::: Available data :::

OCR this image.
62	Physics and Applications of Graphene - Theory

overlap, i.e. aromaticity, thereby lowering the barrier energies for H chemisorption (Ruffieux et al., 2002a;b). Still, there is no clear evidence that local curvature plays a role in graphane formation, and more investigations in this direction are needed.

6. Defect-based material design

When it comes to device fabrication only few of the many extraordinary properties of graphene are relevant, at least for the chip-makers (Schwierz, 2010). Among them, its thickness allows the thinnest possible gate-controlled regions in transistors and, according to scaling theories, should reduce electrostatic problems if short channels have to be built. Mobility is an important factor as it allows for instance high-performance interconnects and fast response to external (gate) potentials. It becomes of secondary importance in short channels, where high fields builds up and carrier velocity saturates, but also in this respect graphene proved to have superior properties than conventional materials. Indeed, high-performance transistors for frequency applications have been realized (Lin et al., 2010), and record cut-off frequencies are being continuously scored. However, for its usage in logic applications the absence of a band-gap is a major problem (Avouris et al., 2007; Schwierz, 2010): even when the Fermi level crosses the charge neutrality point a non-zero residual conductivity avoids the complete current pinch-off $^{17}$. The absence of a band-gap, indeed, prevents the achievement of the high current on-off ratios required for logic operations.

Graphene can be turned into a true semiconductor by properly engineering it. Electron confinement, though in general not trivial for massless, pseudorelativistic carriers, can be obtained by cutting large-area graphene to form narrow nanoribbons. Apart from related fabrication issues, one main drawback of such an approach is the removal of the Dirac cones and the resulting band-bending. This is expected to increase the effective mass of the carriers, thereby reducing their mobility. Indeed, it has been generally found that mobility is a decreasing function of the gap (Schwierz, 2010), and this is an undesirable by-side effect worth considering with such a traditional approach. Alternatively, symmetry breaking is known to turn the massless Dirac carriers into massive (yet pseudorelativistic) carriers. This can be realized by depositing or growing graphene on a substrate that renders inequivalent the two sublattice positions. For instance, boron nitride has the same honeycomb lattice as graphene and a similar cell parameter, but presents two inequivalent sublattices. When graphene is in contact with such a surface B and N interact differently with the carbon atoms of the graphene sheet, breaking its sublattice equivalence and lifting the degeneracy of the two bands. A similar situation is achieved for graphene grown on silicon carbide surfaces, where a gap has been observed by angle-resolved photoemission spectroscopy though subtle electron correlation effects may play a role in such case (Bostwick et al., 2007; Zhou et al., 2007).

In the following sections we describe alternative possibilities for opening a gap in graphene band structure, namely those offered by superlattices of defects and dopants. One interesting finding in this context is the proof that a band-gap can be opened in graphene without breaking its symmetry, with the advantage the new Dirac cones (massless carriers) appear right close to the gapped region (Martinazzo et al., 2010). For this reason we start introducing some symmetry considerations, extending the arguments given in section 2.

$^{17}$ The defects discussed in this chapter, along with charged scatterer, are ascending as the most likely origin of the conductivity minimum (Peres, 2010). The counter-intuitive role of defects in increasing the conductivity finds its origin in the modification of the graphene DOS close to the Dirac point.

:::

* **Task objective**:
Reproduce every record, matching each line exactly.

* **Exercise response**:
OCR this image.
62	Physics and Applications of Graphene - Theory

overlap, i.e. aromaticity, thereby lowering the barrier energies for H chemisorption (Ruffieux et al., 2002a;b). Still, there is no clear evidence that local curvature plays a role in graphane formation, and more investigations in this direction are needed.

6. Defect-based material design

When it comes to device fabrication only few of the many extraordinary properties of graphene are relevant, at least for the chip-makers (Schwierz, 2010). Among them, its thickness allows the thinnest possible gate-controlled regions in transistors and, according to scaling theories, should reduce electrostatic problems if short channels have to be built. Mobility is an important factor as it allows for instance high-performance interconnects and fast response to external (gate) potentials. It becomes of secondary importance in short channels, where high fields builds up and carrier velocity saturates, but also in this respect graphene proved to have superior properties than conventional materials. Indeed, high-performance transistors for frequency applications have been realized (Lin et al., 2010), and record cut-off frequencies are being continuously scored. However, for its usage in logic applications the absence of a band-gap is a major problem (Avouris et al., 2007; Schwierz, 2010): even when the Fermi level crosses the charge neutrality point a non-zero residual conductivity avoids the complete current pinch-off $^{17}$. The absence of a band-gap, indeed, prevents the achievement of the high current on-off ratios required for logic operations.

Graphene can be turned into a true semiconductor by properly engineering it. Electron confinement, though in general not trivial for massless, pseudorelativistic carriers, can be obtained by cutting large-area graphene to form narrow nanoribbons. Apart from related fabrication issues, one main drawback of such an approach is the removal of the Dirac cones and the resulting band-bending. This is expected to increase the effective mass of the carriers, thereby reducing their mobility. Indeed, it has been generally found that mobility is a decreasing function of the gap (Schwierz, 2010), and this is an undesirable by-side effect worth considering with such a traditional approach. Alternatively, symmetry breaking is known to turn the massless Dirac carriers into massive (yet pseudorelativistic) carriers. This can be realized by depositing or growing graphene on a substrate that renders inequivalent the two sublattice positions. For instance, boron nitride has the same honeycomb lattice as graphene and a similar cell parameter, but presents two inequivalent sublattices. When graphene is in contact with such a surface B and N interact differently with the carbon atoms of the graphene sheet, breaking its sublattice equivalence and lifting the degeneracy of the two bands. A similar situation is achieved for graphene grown on silicon carbide surfaces, where a gap has been observed by angle-resolved photoemission spectroscopy though subtle electron correlation effects may play a role in such case (Bostwick et al., 2007; Zhou et al., 2007).

In the following sections we describe alternative possibilities for opening a gap in graphene band structure, namely those offered by superlattices of defects and dopants. One interesting finding in this context is the proof that a band-gap can be opened in graphene without breaking its symmetry, with the advantage the new Dirac cones (massless carriers) appear right close to the gapped region (Martinazzo et al., 2010). For this reason we start introducing some symmetry considerations, extending the arguments given in section 2.

$^{17}$ The defects discussed in this chapter, along with charged scatterer, are ascending as the most likely origin of the conductivity minimum (Peres, 2010). The counter-intuitive role of defects in increasing the conductivity finds its origin in the modification of the graphene DOS close to the Dirac point.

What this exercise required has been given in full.